§ **The data**:
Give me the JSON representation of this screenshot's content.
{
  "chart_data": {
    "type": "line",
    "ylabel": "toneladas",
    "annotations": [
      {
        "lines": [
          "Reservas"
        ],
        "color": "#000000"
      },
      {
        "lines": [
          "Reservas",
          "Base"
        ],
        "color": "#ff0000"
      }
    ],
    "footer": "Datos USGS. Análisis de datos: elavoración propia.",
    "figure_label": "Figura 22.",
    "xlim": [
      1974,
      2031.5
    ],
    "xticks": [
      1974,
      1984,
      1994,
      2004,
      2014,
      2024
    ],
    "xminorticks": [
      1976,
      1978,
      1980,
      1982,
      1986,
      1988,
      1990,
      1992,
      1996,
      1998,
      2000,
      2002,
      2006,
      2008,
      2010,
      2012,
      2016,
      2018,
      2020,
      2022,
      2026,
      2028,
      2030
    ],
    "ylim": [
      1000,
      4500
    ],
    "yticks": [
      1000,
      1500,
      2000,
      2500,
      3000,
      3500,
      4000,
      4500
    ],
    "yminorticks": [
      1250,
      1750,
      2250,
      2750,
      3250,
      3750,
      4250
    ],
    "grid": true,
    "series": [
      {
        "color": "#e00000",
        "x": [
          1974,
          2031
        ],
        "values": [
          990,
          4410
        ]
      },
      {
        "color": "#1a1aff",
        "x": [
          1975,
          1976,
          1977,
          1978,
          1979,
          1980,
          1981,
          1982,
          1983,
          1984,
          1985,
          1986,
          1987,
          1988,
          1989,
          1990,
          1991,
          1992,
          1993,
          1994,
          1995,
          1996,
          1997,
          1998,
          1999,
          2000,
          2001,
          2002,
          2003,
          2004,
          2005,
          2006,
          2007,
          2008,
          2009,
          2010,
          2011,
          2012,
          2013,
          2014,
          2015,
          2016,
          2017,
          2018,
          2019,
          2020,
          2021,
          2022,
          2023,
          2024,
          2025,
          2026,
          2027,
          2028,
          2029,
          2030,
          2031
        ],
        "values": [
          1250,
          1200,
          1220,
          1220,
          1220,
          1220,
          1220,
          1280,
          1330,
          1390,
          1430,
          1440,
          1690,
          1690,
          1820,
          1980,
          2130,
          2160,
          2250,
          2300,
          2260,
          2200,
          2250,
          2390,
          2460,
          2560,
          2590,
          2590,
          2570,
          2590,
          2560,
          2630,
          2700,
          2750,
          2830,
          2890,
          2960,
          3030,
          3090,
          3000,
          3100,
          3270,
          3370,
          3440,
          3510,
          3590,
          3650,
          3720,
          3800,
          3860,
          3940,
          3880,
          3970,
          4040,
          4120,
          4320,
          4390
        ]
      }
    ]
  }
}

§ **What you should do**:
Repeat the records above exactly, from the first line to the last.

§ **Correct response**:
Give me the JSON representation of this screenshot's content.
{
  "chart_data": {
    "type": "line",
    "ylabel": "toneladas",
    "annotations": [
      {
        "lines": [
          "Reservas"
        ],
        "color": "#000000"
      },
      {
        "lines": [
          "Reservas",
          "Base"
        ],
        "color": "#ff0000"
      }
    ],
    "footer": "Datos USGS. Análisis de datos: elavoración propia.",
    "figure_label": "Figura 22.",
    "xlim": [
      1974,
      2031.5
    ],
    "xticks": [
      1974,
      1984,
      1994,
      2004,
      2014,
      2024
    ],
    "xminorticks": [
      1976,
      1978,
      1980,
      1982,
      1986,
      1988,
      1990,
      1992,
      1996,
      1998,
      2000,
      2002,
      2006,
      2008,
      2010,
      2012,
      2016,
      2018,
      2020,
      2022,
      2026,
      2028,
      2030
    ],
    "ylim": [
      1000,
      4500
    ],
    "yticks": [
      1000,
      1500,
      2000,
      2500,
      3000,
      3500,
      4000,
      4500
    ],
    "yminorticks": [
      1250,
      1750,
      2250,
      2750,
      3250,
      3750,
      4250
    ],
    "grid": true,
    "series": [
      {
        "color": "#e00000",
        "x": [
          1974,
          2031
        ],
        "values": [
          990,
          4410
        ]
      },
      {
        "color": "#1a1aff",
        "x": [
          1975,
          1976,
          1977,
          1978,
          1979,
          1980,
          1981,
          1982,
          1983,
          1984,
          1985,
          1986,
          1987,
          1988,
          1989,
          1990,
          1991,
          1992,
          1993,
          1994,
          1995,
          1996,
          1997,
          1998,
          1999,
          2000,
          2001,
          2002,
          2003,
          2004,
          2005,
          2006,
          2007,
          2008,
          2009,
          2010,
          2011,
          2012,
          2013,
          2014,
          2015,
          2016,
          2017,
          2018,
          2019,
          2020,
          2021,
          2022,
          2023,
          2024,
          2025,
          2026,
          2027,
          2028,
          2029,
          2030,
          2031
        ],
        "values": [
          1250,
          1200,
          1220,
          1220,
          1220,
          1220,
          1220,
          1280,
          1330,
          1390,
          1430,
          1440,
          1690,
          1690,
          1820,
          1980,
          2130,
          2160,
          2250,
          2300,
          2260,
          2200,
          2250,
          2390,
          2460,
          2560,
          2590,
          2590,
          2570,
          2590,
          2560,
          2630,
          2700,
          2750,
          2830,
          2890,
          2960,
          3030,
          3090,
          3000,
          3100,
          3270,
          3370,
          3440,
          3510,
          3590,
          3650,
          3720,
          3800,
          3860,
          3940,
          3880,
          3970,
          4040,
          4120,
          4320,
          4390
        ]
      }
    ]
  }
}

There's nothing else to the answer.